:: Data entries ::
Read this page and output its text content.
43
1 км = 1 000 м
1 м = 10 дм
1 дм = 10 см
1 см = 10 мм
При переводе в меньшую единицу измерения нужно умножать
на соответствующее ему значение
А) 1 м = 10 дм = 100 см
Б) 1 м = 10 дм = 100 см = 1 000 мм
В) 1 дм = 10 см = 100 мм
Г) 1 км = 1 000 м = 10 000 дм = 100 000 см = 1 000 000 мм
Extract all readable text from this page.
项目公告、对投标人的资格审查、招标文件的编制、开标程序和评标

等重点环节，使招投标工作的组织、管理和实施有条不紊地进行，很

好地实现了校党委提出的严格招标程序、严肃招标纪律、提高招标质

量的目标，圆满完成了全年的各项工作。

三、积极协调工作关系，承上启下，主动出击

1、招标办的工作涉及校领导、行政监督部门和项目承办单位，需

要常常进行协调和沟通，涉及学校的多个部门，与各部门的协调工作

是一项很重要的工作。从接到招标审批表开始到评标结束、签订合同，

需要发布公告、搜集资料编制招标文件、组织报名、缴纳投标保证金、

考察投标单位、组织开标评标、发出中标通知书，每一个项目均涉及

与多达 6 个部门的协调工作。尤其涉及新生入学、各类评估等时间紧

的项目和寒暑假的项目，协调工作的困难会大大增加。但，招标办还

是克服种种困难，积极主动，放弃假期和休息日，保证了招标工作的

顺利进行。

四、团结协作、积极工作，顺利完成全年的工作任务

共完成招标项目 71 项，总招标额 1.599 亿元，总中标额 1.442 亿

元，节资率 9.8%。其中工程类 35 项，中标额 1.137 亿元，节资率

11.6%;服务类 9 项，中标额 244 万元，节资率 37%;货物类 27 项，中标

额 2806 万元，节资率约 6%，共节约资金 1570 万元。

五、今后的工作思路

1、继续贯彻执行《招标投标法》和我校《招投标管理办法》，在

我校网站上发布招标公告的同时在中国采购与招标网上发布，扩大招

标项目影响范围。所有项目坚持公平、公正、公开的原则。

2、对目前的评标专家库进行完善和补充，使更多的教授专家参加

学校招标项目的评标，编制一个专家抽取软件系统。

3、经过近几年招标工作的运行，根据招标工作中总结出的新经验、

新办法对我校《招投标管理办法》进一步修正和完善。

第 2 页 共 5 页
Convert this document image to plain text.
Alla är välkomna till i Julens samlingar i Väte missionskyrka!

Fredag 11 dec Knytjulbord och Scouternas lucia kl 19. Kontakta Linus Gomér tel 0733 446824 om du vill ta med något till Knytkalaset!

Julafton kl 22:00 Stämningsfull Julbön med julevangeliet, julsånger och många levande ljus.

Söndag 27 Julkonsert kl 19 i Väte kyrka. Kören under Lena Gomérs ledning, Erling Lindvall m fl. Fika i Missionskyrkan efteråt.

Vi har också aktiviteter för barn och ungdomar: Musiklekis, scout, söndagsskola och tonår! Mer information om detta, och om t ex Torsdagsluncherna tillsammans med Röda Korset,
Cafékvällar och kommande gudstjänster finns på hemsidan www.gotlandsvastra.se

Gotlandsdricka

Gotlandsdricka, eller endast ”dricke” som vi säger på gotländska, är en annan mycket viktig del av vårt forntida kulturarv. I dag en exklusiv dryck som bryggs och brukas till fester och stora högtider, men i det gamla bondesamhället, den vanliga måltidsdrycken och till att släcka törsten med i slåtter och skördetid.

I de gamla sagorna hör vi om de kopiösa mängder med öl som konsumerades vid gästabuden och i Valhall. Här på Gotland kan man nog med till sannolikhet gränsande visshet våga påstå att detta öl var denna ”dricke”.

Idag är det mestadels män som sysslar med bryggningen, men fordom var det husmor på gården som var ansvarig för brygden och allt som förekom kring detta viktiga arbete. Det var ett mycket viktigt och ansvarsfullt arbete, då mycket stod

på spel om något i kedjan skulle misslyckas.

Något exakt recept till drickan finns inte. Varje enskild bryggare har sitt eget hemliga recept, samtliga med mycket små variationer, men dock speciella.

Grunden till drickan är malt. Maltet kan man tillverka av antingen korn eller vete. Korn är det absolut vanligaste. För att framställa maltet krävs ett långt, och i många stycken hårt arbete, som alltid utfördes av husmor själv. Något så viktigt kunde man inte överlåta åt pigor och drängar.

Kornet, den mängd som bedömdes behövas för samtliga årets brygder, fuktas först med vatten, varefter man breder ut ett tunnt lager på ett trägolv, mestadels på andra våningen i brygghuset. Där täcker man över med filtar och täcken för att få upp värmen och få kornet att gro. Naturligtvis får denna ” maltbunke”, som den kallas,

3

:: Your objective ::
Recopy the entries above in their entirety, exactly.

:: Expected output ::
Read this page and output its text content.
43
1 км = 1 000 м
1 м = 10 дм
1 дм = 10 см
1 см = 10 мм
При переводе в меньшую единицу измерения нужно умножать
на соответствующее ему значение
А) 1 м = 10 дм = 100 см
Б) 1 м = 10 дм = 100 см = 1 000 мм
В) 1 дм = 10 см = 100 мм
Г) 1 км = 1 000 м = 10 000 дм = 100 000 см = 1 000 000 мм
Extract all readable text from this page.
项目公告、对投标人的资格审查、招标文件的编制、开标程序和评标

等重点环节，使招投标工作的组织、管理和实施有条不紊地进行，很

好地实现了校党委提出的严格招标程序、严肃招标纪律、提高招标质

量的目标，圆满完成了全年的各项工作。

三、积极协调工作关系，承上启下，主动出击

1、招标办的工作涉及校领导、行政监督部门和项目承办单位，需

要常常进行协调和沟通，涉及学校的多个部门，与各部门的协调工作

是一项很重要的工作。从接到招标审批表开始到评标结束、签订合同，

需要发布公告、搜集资料编制招标文件、组织报名、缴纳投标保证金、

考察投标单位、组织开标评标、发出中标通知书，每一个项目均涉及

与多达 6 个部门的协调工作。尤其涉及新生入学、各类评估等时间紧

的项目和寒暑假的项目，协调工作的困难会大大增加。但，招标办还

是克服种种困难，积极主动，放弃假期和休息日，保证了招标工作的

顺利进行。

四、团结协作、积极工作，顺利完成全年的工作任务

共完成招标项目 71 项，总招标额 1.599 亿元，总中标额 1.442 亿

元，节资率 9.8%。其中工程类 35 项，中标额 1.137 亿元，节资率

11.6%;服务类 9 项，中标额 244 万元，节资率 37%;货物类 27 项，中标

额 2806 万元，节资率约 6%，共节约资金 1570 万元。

五、今后的工作思路

1、继续贯彻执行《招标投标法》和我校《招投标管理办法》，在

我校网站上发布招标公告的同时在中国采购与招标网上发布，扩大招

标项目影响范围。所有项目坚持公平、公正、公开的原则。

2、对目前的评标专家库进行完善和补充，使更多的教授专家参加

学校招标项目的评标，编制一个专家抽取软件系统。

3、经过近几年招标工作的运行，根据招标工作中总结出的新经验、

新办法对我校《招投标管理办法》进一步修正和完善。

第 2 页 共 5 页
Convert this document image to plain text.
Alla är välkomna till i Julens samlingar i Väte missionskyrka!

Fredag 11 dec Knytjulbord och Scouternas lucia kl 19. Kontakta Linus Gomér tel 0733 446824 om du vill ta med något till Knytkalaset!

Julafton kl 22:00 Stämningsfull Julbön med julevangeliet, julsånger och många levande ljus.

Söndag 27 Julkonsert kl 19 i Väte kyrka. Kören under Lena Gomérs ledning, Erling Lindvall m fl. Fika i Missionskyrkan efteråt.

Vi har också aktiviteter för barn och ungdomar: Musiklekis, scout, söndagsskola och tonår! Mer information om detta, och om t ex Torsdagsluncherna tillsammans med Röda Korset,
Cafékvällar och kommande gudstjänster finns på hemsidan www.gotlandsvastra.se

Gotlandsdricka

Gotlandsdricka, eller endast ”dricke” som vi säger på gotländska, är en annan mycket viktig del av vårt forntida kulturarv. I dag en exklusiv dryck som bryggs och brukas till fester och stora högtider, men i det gamla bondesamhället, den vanliga måltidsdrycken och till att släcka törsten med i slåtter och skördetid.

I de gamla sagorna hör vi om de kopiösa mängder med öl som konsumerades vid gästabuden och i Valhall. Här på Gotland kan man nog med till sannolikhet gränsande visshet våga påstå att detta öl var denna ”dricke”.

Idag är det mestadels män som sysslar med bryggningen, men fordom var det husmor på gården som var ansvarig för brygden och allt som förekom kring detta viktiga arbete. Det var ett mycket viktigt och ansvarsfullt arbete, då mycket stod

på spel om något i kedjan skulle misslyckas.

Något exakt recept till drickan finns inte. Varje enskild bryggare har sitt eget hemliga recept, samtliga med mycket små variationer, men dock speciella.

Grunden till drickan är malt. Maltet kan man tillverka av antingen korn eller vete. Korn är det absolut vanligaste. För att framställa maltet krävs ett långt, och i många stycken hårt arbete, som alltid utfördes av husmor själv. Något så viktigt kunde man inte överlåta åt pigor och drängar.

Kornet, den mängd som bedömdes behövas för samtliga årets brygder, fuktas först med vatten, varefter man breder ut ett tunnt lager på ett trägolv, mestadels på andra våningen i brygghuset. Där täcker man över med filtar och täcken för att få upp värmen och få kornet att gro. Naturligtvis får denna ” maltbunke”, som den kallas,

3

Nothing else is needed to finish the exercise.